## [EXERCISE DETAILS]
Copy all of the material word for word, except for the pictures.

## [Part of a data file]
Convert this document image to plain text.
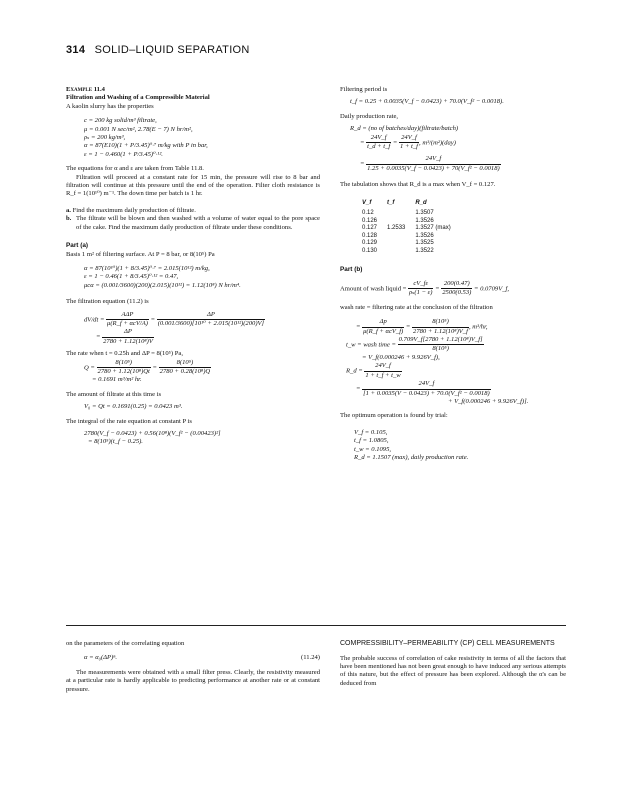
314 SOLID–LIQUID SEPARATION
Example 11.4
Filtration and Washing of a Compressible Material
A kaolin slurry has the properties
c = 200 kg solid/m³ filtrate,
μ = 0.001 N sec/m², 2.78(E − 7) N hr/m²,
ρₛ = 200 kg/m³,
α = 87(E10)(1 + P/3.45)⁰·⁷ m/kg with P in bar,
ε = 1 − 0.460(1 + P/3.45)⁰·¹².
The equations for α and ε are taken from Table 11.8.
Filtration will proceed at a constant rate for 15 min, the pressure will rise to 8 bar and filtration will continue at this pressure until the end of the operation. Filter cloth resistance is R_f = 1(10¹⁰) m⁻¹. The down time per batch is 1 hr.
a. Find the maximum daily production of filtrate.
b. The filtrate will be blown and then washed with a volume of water equal to the pore space of the cake. Find the maximum daily production of filtrate under these conditions.
Part (a)
Basis 1 m² of filtering surface. At P = 8 bar, or 8(10⁵) Pa
α = 87(10¹⁰)(1 + 8/3.45)⁰·⁷ = 2.015(10¹²) m/kg,
ε = 1 − 0.46(1 + 8/3.45)⁰·¹² = 0.47,
μcα = (0.001/3600)(200)(2.015)(10¹²) = 1.12(10⁸) N hr/m⁴.
The filtration equation (11.2) is
$dV/dt = \frac{\text{AΔP}}{\text{μ(R\_f + αcV/A)}} = \frac{\Delta P}{\text{(0.001/3600)[10¹⁰ + 2.015(10¹²)(200)V]}}$
= $\frac{\Delta P}{\text{2780 + 1.12(10⁸)V}}$
The rate when t = 0.25h and ΔP = 8(10⁵) Pa,
$Q = \frac{\text{8(10⁵)}}{\text{2780 + 1.12(10⁸)Qt}} = \frac{\text{8(10⁵)}}{\text{2780 + 0.28(10⁸)Q}}$
= 0.1691 m³/m² hr.
The amount of filtrate at this time is
V₀ = Qt = 0.1691(0.25) = 0.0423 m³.
The integral of the rate equation at constant P is
2780(V_f − 0.0423) + 0.56(10⁸)(V_f² − (0.00423)²]
= 8(10⁵)(t_f − 0.25).
Filtering period is
t_f = 0.25 + 0.0035(V_f − 0.0423) + 70.0(V_f² − 0.0018).
Daily production rate,
R_d = (no of batches/day)(filtrate/batch)
= $\frac{24V\_f}{t\_d + t\_f} = \frac{24V\_f}{1 + t\_f}$ , m³/(m²)(day)
= $\frac{24V\_f}{\text{1.25 + 0.0035(V\_f − 0.0423) + 70(V\_f² − 0.0018)}}$
The tabulation shows that R_d is a max when V_f = 0.127.
V_f	t_f	R_d
0.12		1.3507
0.126		1.3526
0.127	1.2533	1.3527 (max)
0.128		1.3526
0.129		1.3525
0.130		1.3522
Part (b)
Amount of wash liquid = $\frac{cV\_f\varepsilon}{\text{ρₛ(1 − ε)}} = \frac{200(0.47)}{2500(0.53)}$ = 0.0709V_f,
wash rate = filtering rate at the conclusion of the filtration
= $\frac{\Delta p}{\text{μ(R\_f + αcV\_f)}} = \frac{\text{8(10⁵)}}{\text{2780 + 1.12(10⁸)V\_f}}$ , m³/hr,
t_w = wash time = $\frac{\text{0.709V\_f[2780 + 1.12(10⁸)V\_f]}}{\text{8(10⁵)}}$
= V_f(0.000246 + 9.926V_f),
R_d = $\frac{24V\_f}{1 + t\_f + t\_w}$
= $\frac{24V\_f}{\text{[1 + 0.0035(V − 0.0423) + 70.0(V\_f² − 0.0018)}}$
+ V_f(0.000246 + 9.926V_f)].
The optimum operation is found by trial:
V_f = 0.105,
t_f = 1.0805,
t_w = 0.1095,
R_d = 1.1507 (max), daily production rate.
on the parameters of the correlating equation
α = α₀(ΔP)ⁿ.	(11.24)
The measurements were obtained with a small filter press. Clearly, the resistivity measured at a particular rate is hardly applicable to predicting performance at another rate or at constant pressure.
COMPRESSIBILITY–PERMEABILITY (CP) CELL MEASUREMENTS
The probable success of correlation of cake resistivity in terms of all the factors that have been mentioned has not been great enough to have induced any serious attempts of this nature, but the effect of pressure has been explored. Although the α's can be deduced from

## [PROBLEM SOLUTION]
Convert this document image to plain text.
314 SOLID–LIQUID SEPARATION
Example 11.4
Filtration and Washing of a Compressible Material
A kaolin slurry has the properties
c = 200 kg solid/m³ filtrate,
μ = 0.001 N sec/m², 2.78(E − 7) N hr/m²,
ρₛ = 200 kg/m³,
α = 87(E10)(1 + P/3.45)⁰·⁷ m/kg with P in bar,
ε = 1 − 0.460(1 + P/3.45)⁰·¹².
The equations for α and ε are taken from Table 11.8.
Filtration will proceed at a constant rate for 15 min, the pressure will rise to 8 bar and filtration will continue at this pressure until the end of the operation. Filter cloth resistance is R_f = 1(10¹⁰) m⁻¹. The down time per batch is 1 hr.
a. Find the maximum daily production of filtrate.
b. The filtrate will be blown and then washed with a volume of water equal to the pore space of the cake. Find the maximum daily production of filtrate under these conditions.
Part (a)
Basis 1 m² of filtering surface. At P = 8 bar, or 8(10⁵) Pa
α = 87(10¹⁰)(1 + 8/3.45)⁰·⁷ = 2.015(10¹²) m/kg,
ε = 1 − 0.46(1 + 8/3.45)⁰·¹² = 0.47,
μcα = (0.001/3600)(200)(2.015)(10¹²) = 1.12(10⁸) N hr/m⁴.
The filtration equation (11.2) is
$dV/dt = \frac{\text{AΔP}}{\text{μ(R\_f + αcV/A)}} = \frac{\Delta P}{\text{(0.001/3600)[10¹⁰ + 2.015(10¹²)(200)V]}}$
= $\frac{\Delta P}{\text{2780 + 1.12(10⁸)V}}$
The rate when t = 0.25h and ΔP = 8(10⁵) Pa,
$Q = \frac{\text{8(10⁵)}}{\text{2780 + 1.12(10⁸)Qt}} = \frac{\text{8(10⁵)}}{\text{2780 + 0.28(10⁸)Q}}$
= 0.1691 m³/m² hr.
The amount of filtrate at this time is
V₀ = Qt = 0.1691(0.25) = 0.0423 m³.
The integral of the rate equation at constant P is
2780(V_f − 0.0423) + 0.56(10⁸)(V_f² − (0.00423)²]
= 8(10⁵)(t_f − 0.25).
Filtering period is
t_f = 0.25 + 0.0035(V_f − 0.0423) + 70.0(V_f² − 0.0018).
Daily production rate,
R_d = (no of batches/day)(filtrate/batch)
= $\frac{24V\_f}{t\_d + t\_f} = \frac{24V\_f}{1 + t\_f}$ , m³/(m²)(day)
= $\frac{24V\_f}{\text{1.25 + 0.0035(V\_f − 0.0423) + 70(V\_f² − 0.0018)}}$
The tabulation shows that R_d is a max when V_f = 0.127.
V_f	t_f	R_d
0.12		1.3507
0.126		1.3526
0.127	1.2533	1.3527 (max)
0.128		1.3526
0.129		1.3525
0.130		1.3522
Part (b)
Amount of wash liquid = $\frac{cV\_f\varepsilon}{\text{ρₛ(1 − ε)}} = \frac{200(0.47)}{2500(0.53)}$ = 0.0709V_f,
wash rate = filtering rate at the conclusion of the filtration
= $\frac{\Delta p}{\text{μ(R\_f + αcV\_f)}} = \frac{\text{8(10⁵)}}{\text{2780 + 1.12(10⁸)V\_f}}$ , m³/hr,
t_w = wash time = $\frac{\text{0.709V\_f[2780 + 1.12(10⁸)V\_f]}}{\text{8(10⁵)}}$
= V_f(0.000246 + 9.926V_f),
R_d = $\frac{24V\_f}{1 + t\_f + t\_w}$
= $\frac{24V\_f}{\text{[1 + 0.0035(V − 0.0423) + 70.0(V\_f² − 0.0018)}}$
+ V_f(0.000246 + 9.926V_f)].
The optimum operation is found by trial:
V_f = 0.105,
t_f = 1.0805,
t_w = 0.1095,
R_d = 1.1507 (max), daily production rate.
on the parameters of the correlating equation
α = α₀(ΔP)ⁿ.	(11.24)
The measurements were obtained with a small filter press. Clearly, the resistivity measured at a particular rate is hardly applicable to predicting performance at another rate or at constant pressure.
COMPRESSIBILITY–PERMEABILITY (CP) CELL MEASUREMENTS
The probable success of correlation of cake resistivity in terms of all the factors that have been mentioned has not been great enough to have induced any serious attempts of this nature, but the effect of pressure has been explored. Although the α's can be deduced from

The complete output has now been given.